Start Document passage

Question

$ABCD$ is a rhombus and $P,Q,R$ and $S$ are the mid-points of the sides $AB,BC,CD$ and $DA$ respectively. Show that the quadrilateral $PQRS$ is a rectangle

Answer 1

Let us draw the figure with given condition as

In $△ABC$, $P$ and $Q$ are the mid- points of $AB$ and $BC$.

$PQ\parallel AC$ and by using mid - point theorem

$PQ=\frac{1}{2}AC$ ........(1)

Similarly, in $△ADC$, $R$ and $S$ are the mid- points of $CD$ and $AD$.

$SR\parallel AC$ and by using mid point theorem

$SR=\frac{1}{2}AC$ .........(2)

From (1) and (2), we get
$PQ\parallel RS$ and $PQ=SR$

Now, in quadrilateral $PQRS$ its one pair of opposite sides $PQ$ and $SR$ is equal and parallel.

Therefore,

$PQRS$ is a parallelogram

$AB=BC$ (Sides of a rhombus)

$\Rightarrow \frac{1}{2}AB=\frac{1}{2}BC$

$PB=BQ$

$\angle 3=\angle 4$

Now, in $△APS$ and $△CQR$, we have

$AP=CQ$ (Halves of equal sides $AB,BC$)

$AS=CR$ (Halves of equal sides $AD,CD$)

End Document passage

Given instruction A
Sum up the rhombus proof in two sentences.
Given instruction B
Please quote the lines of the records, starting with the line with "wind-arrow — [1516, 92, 1525, 97]" and going on through the line with "field-cell — [1169, 1013, 1354, 1076]".
The rhombus proof and the records are separate material.

Start Task data

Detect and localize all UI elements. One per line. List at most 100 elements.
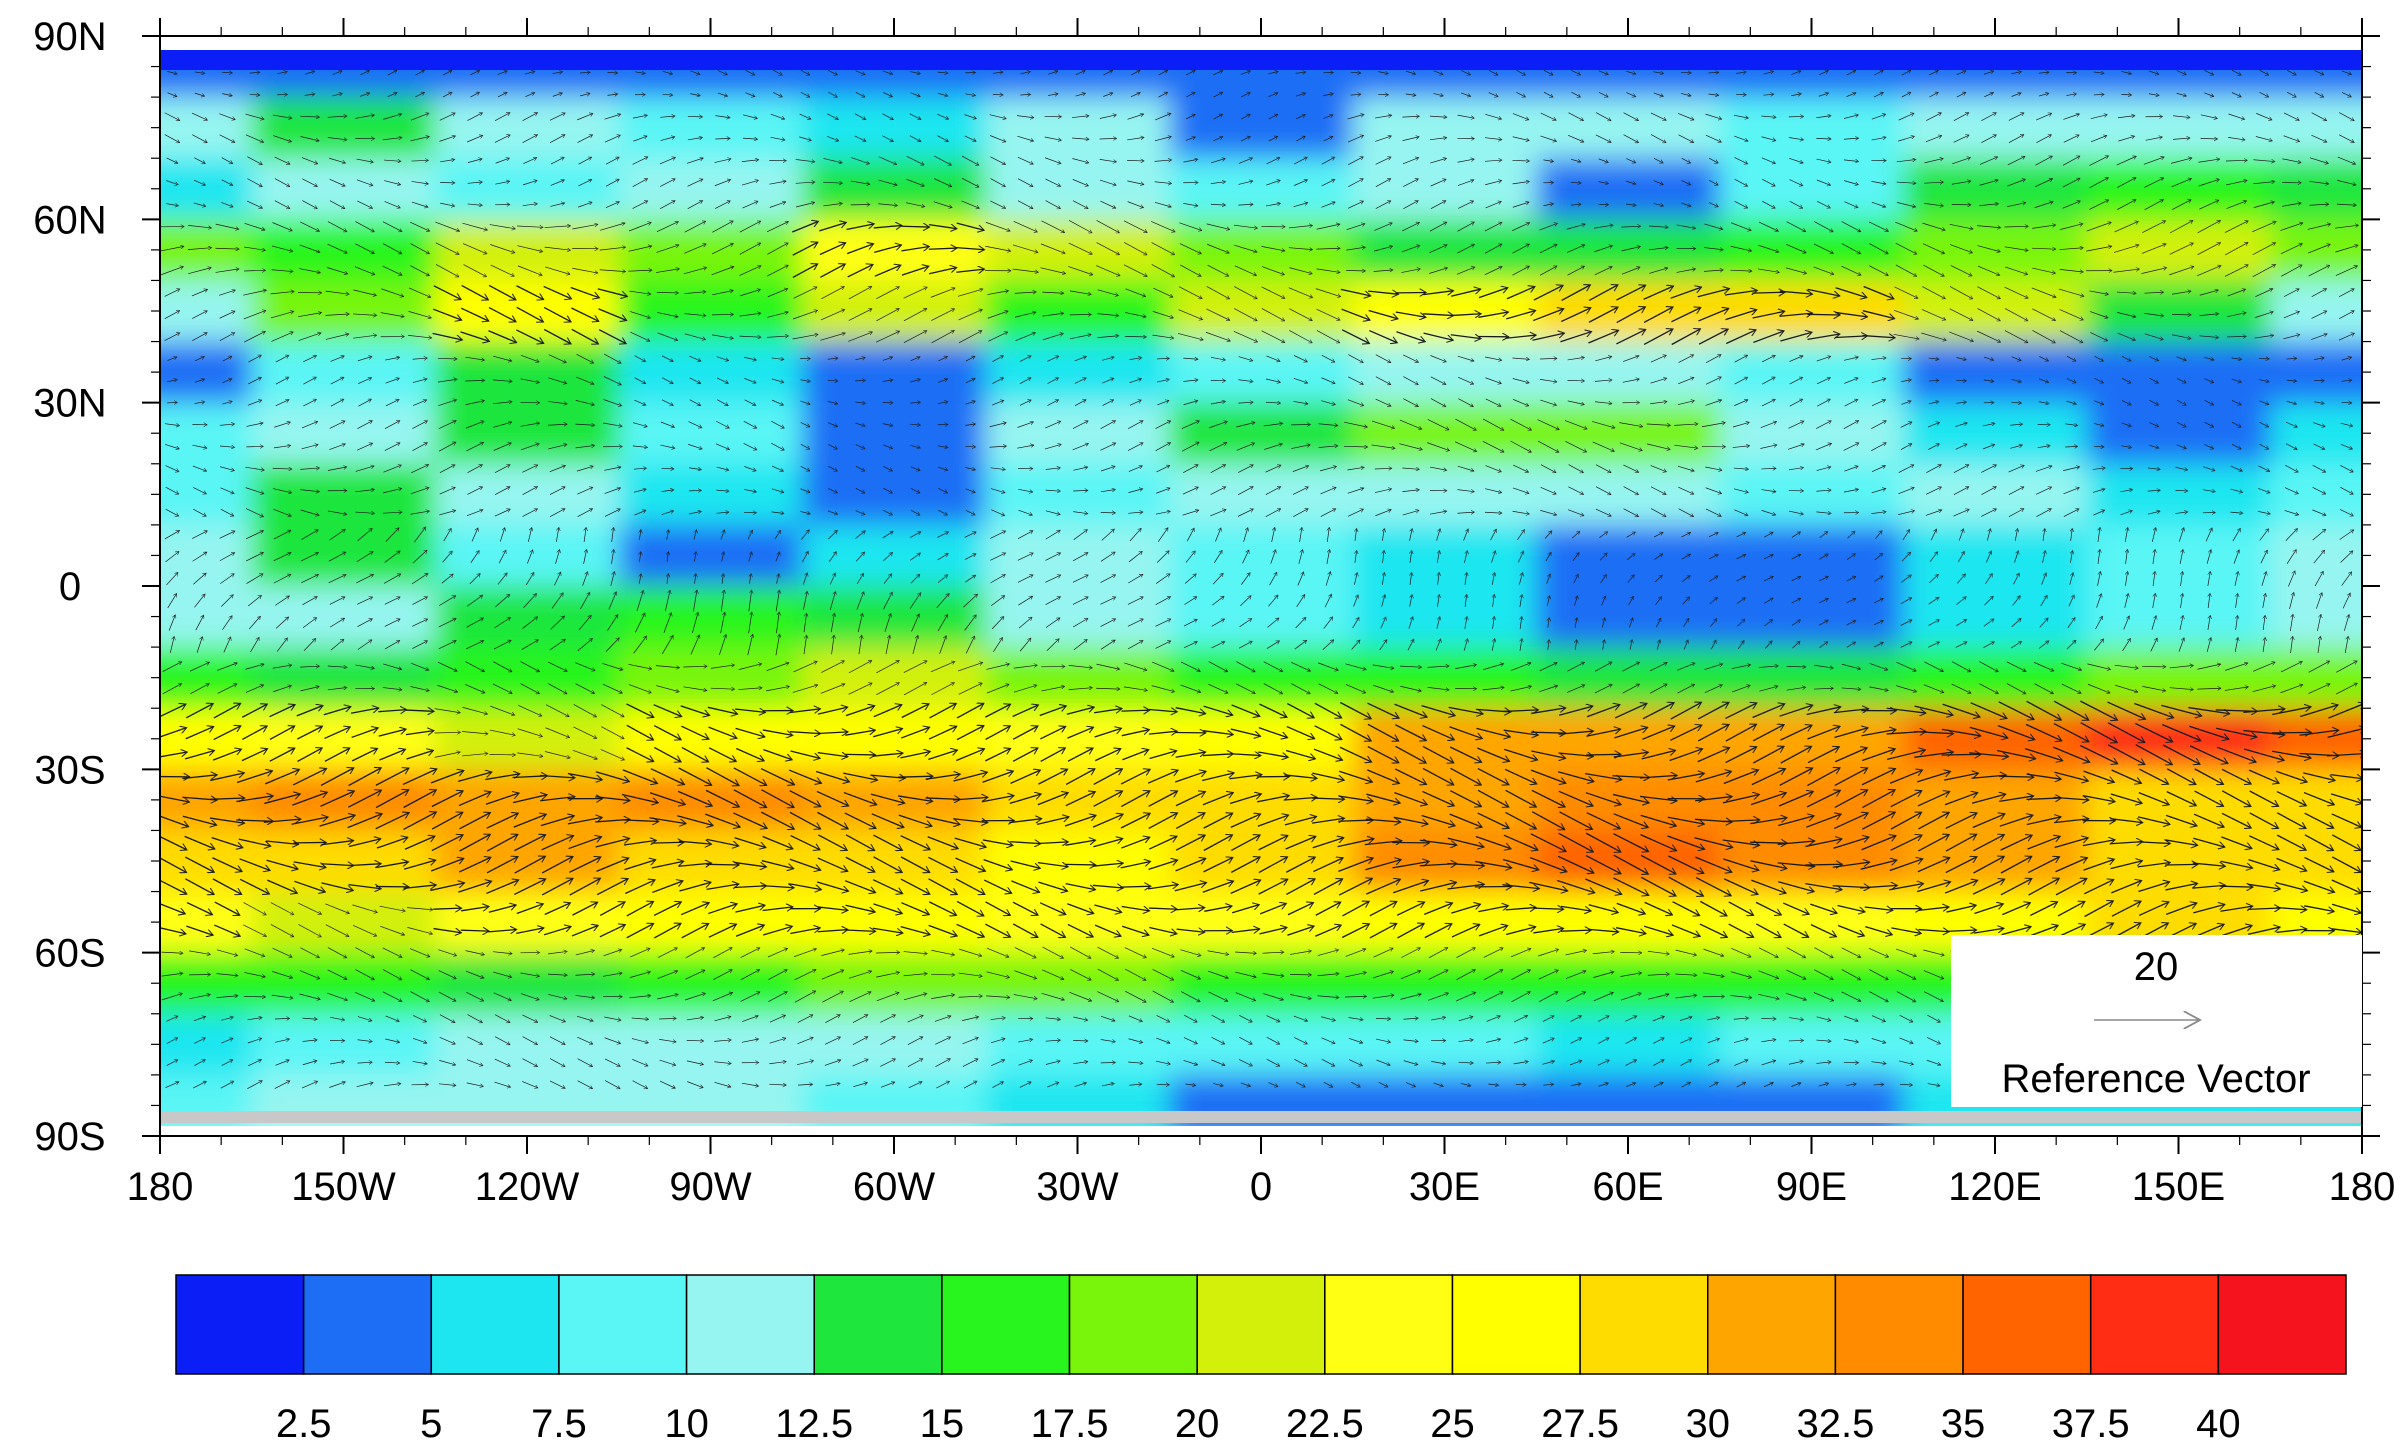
wind-arrow — [1516, 92, 1525, 97]
field-cell — [1719, 830, 1905, 893]
field-cell — [435, 158, 620, 221]
colorbar-swatch — [813, 1274, 943, 1375]
field-cell — [251, 524, 437, 587]
wind-arrow — [992, 72, 1003, 73]
field-cell — [251, 280, 437, 343]
wind-arrow — [2314, 70, 2324, 75]
wind-arrow — [660, 116, 675, 117]
field-cell — [1169, 1013, 1354, 1076]
field-cell — [1169, 647, 1354, 710]
wind-arrow — [1791, 71, 1801, 75]
wind-arrow — [1941, 754, 1981, 755]
colorbar-label: 17.5 — [1031, 1402, 1109, 1441]
field-cell — [1903, 402, 2088, 465]
colorbar-swatch — [1707, 1274, 1837, 1375]
wind-arrow — [800, 69, 810, 75]
colorbar-swatch — [2217, 1274, 2347, 1375]
field-cell — [985, 1013, 1171, 1076]
field-cell — [1536, 219, 1721, 282]
field-cell — [2270, 97, 2362, 160]
y-tick-label: 30N — [33, 382, 106, 426]
field-cell — [2270, 402, 2362, 465]
wind-arrow — [1653, 72, 1664, 74]
colorbar-swatch — [1324, 1274, 1454, 1375]
field-cell — [2270, 341, 2362, 404]
wind-arrow — [525, 93, 534, 98]
x-tick-label: 180 — [2329, 1165, 2396, 1209]
wind-arrow — [470, 92, 480, 98]
wind-arrow — [773, 92, 782, 97]
field-cell — [1169, 524, 1354, 587]
field-cell — [1169, 97, 1354, 160]
field-cell — [435, 647, 620, 710]
field-cell — [802, 952, 987, 1015]
x-tick-label: 0 — [1250, 1165, 1272, 1209]
x-tick-label: 90E — [1776, 1165, 1847, 1209]
field-cell — [618, 647, 804, 710]
wind-arrow — [2149, 70, 2159, 74]
wind-arrow — [1213, 92, 1223, 98]
field-cell — [1352, 891, 1538, 954]
wind-arrow — [2204, 70, 2214, 75]
field-cell — [435, 463, 620, 526]
field-cell — [2086, 830, 2272, 893]
field-cell — [160, 708, 253, 771]
field-cell — [160, 158, 253, 221]
field-cell — [1169, 341, 1354, 404]
wind-arrow — [552, 93, 563, 97]
wind-arrow — [277, 72, 287, 74]
wind-arrow — [1874, 70, 1883, 76]
x-tick-label: 30W — [1036, 1165, 1118, 1209]
field-cell — [1719, 341, 1905, 404]
wind-arrow — [2038, 72, 2049, 73]
field-cell — [251, 1013, 437, 1076]
wind-arrow — [1874, 92, 1883, 98]
field-cell — [1169, 586, 1354, 649]
wind-arrow — [2011, 93, 2022, 97]
wind-arrow — [1103, 70, 1113, 76]
wind-arrow — [1047, 94, 1058, 96]
wind-arrow — [1240, 92, 1250, 98]
x-tick-label: 150E — [2132, 1165, 2225, 1209]
field-cell — [1352, 463, 1538, 526]
field-cell — [2086, 463, 2272, 526]
wind-arrow — [882, 70, 893, 74]
wind-arrow — [1433, 70, 1443, 75]
x-tick-label: 90W — [669, 1165, 751, 1209]
x-tick-label: 60W — [853, 1165, 935, 1209]
wind-arrow — [1461, 70, 1470, 74]
field-cell — [1352, 1013, 1538, 1076]
field-cell — [1903, 647, 2088, 710]
wind-arrow — [690, 94, 700, 96]
wind-arrow — [1901, 70, 1911, 76]
field-cell — [251, 341, 437, 404]
wind-arrow — [662, 94, 673, 95]
wind-arrow — [1708, 94, 1719, 95]
field-cell — [1352, 402, 1538, 465]
field-cell — [1169, 708, 1354, 771]
wind-arrow — [2341, 70, 2352, 74]
wind-arrow — [937, 92, 948, 96]
field-cell — [1169, 891, 1354, 954]
colorbar-swatch — [430, 1274, 560, 1375]
wind-arrow — [845, 754, 875, 755]
wind-arrow — [1736, 72, 1746, 74]
field-cell — [2270, 647, 2362, 710]
colorbar-label: 25 — [1430, 1402, 1475, 1441]
wind-arrow — [1626, 92, 1635, 97]
field-cell — [435, 708, 620, 771]
field-cell — [1169, 158, 1354, 221]
field-cell — [2270, 708, 2362, 771]
wind-arrow — [1130, 70, 1140, 76]
colorbar-label: 12.5 — [775, 1402, 853, 1441]
y-tick-label: 30S — [34, 748, 105, 792]
field-cell — [1719, 647, 1905, 710]
field-cell — [251, 158, 437, 221]
wind-arrow — [2286, 91, 2296, 97]
colorbar-swatch — [1068, 1274, 1198, 1375]
wind-arrow — [706, 864, 739, 865]
field-cell — [985, 402, 1171, 465]
colorbar-label: 5 — [420, 1402, 442, 1441]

End Task data

Worked solution A
The rhombus proof sets out to show that the quadrilateral PQRS, formed by the midpoints of the sides of rhombus ABCD, is a rectangle, and it applies the mid-point theorem in triangles ABC and ADC to find that PQ and SR are each parallel to AC and equal to half of it. From this it concludes that PQRS is a parallelogram, then uses the equal sides of the rhombus to get PB = BQ and, in triangles APS and CQR, AP = CQ and AS = CR.

Worked solution B
wind-arrow — [1516, 92, 1525, 97]
field-cell — [1719, 830, 1905, 893]
field-cell — [435, 158, 620, 221]
colorbar-swatch — [813, 1274, 943, 1375]
field-cell — [251, 524, 437, 587]
wind-arrow — [992, 72, 1003, 73]
field-cell — [251, 280, 437, 343]
wind-arrow — [2314, 70, 2324, 75]
wind-arrow — [660, 116, 675, 117]
field-cell — [1169, 1013, 1354, 1076]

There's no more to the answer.